==== The data ====

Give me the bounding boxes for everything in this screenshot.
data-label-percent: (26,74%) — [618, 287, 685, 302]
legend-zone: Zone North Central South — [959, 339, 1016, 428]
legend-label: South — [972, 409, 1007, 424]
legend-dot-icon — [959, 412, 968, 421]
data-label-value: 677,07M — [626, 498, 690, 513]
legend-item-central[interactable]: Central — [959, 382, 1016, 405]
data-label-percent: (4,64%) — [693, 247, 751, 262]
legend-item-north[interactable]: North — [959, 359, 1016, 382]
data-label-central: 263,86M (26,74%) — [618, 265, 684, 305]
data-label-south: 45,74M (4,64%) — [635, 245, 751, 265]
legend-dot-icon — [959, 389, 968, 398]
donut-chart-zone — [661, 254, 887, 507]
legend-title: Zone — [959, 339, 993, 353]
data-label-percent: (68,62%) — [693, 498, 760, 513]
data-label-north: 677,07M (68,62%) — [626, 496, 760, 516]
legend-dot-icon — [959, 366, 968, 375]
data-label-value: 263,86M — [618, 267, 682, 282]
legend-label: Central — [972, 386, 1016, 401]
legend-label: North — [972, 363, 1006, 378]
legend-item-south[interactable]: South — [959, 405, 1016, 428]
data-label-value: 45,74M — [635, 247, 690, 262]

====

**Task instructions:** Write out verbatim the entries from the first one through the line containing "data-label-central: 263,86M (26,74%)", including both ends and nothing beyond them.

**Written answer:**
Give me the bounding boxes for everything in this screenshot.
data-label-percent: (26,74%) — [618, 287, 685, 302]
legend-zone: Zone North Central South — [959, 339, 1016, 428]
legend-label: South — [972, 409, 1007, 424]
legend-dot-icon — [959, 412, 968, 421]
data-label-value: 677,07M — [626, 498, 690, 513]
legend-item-central[interactable]: Central — [959, 382, 1016, 405]
data-label-percent: (4,64%) — [693, 247, 751, 262]
legend-item-north[interactable]: North — [959, 359, 1016, 382]
data-label-central: 263,86M (26,74%) — [618, 265, 684, 305]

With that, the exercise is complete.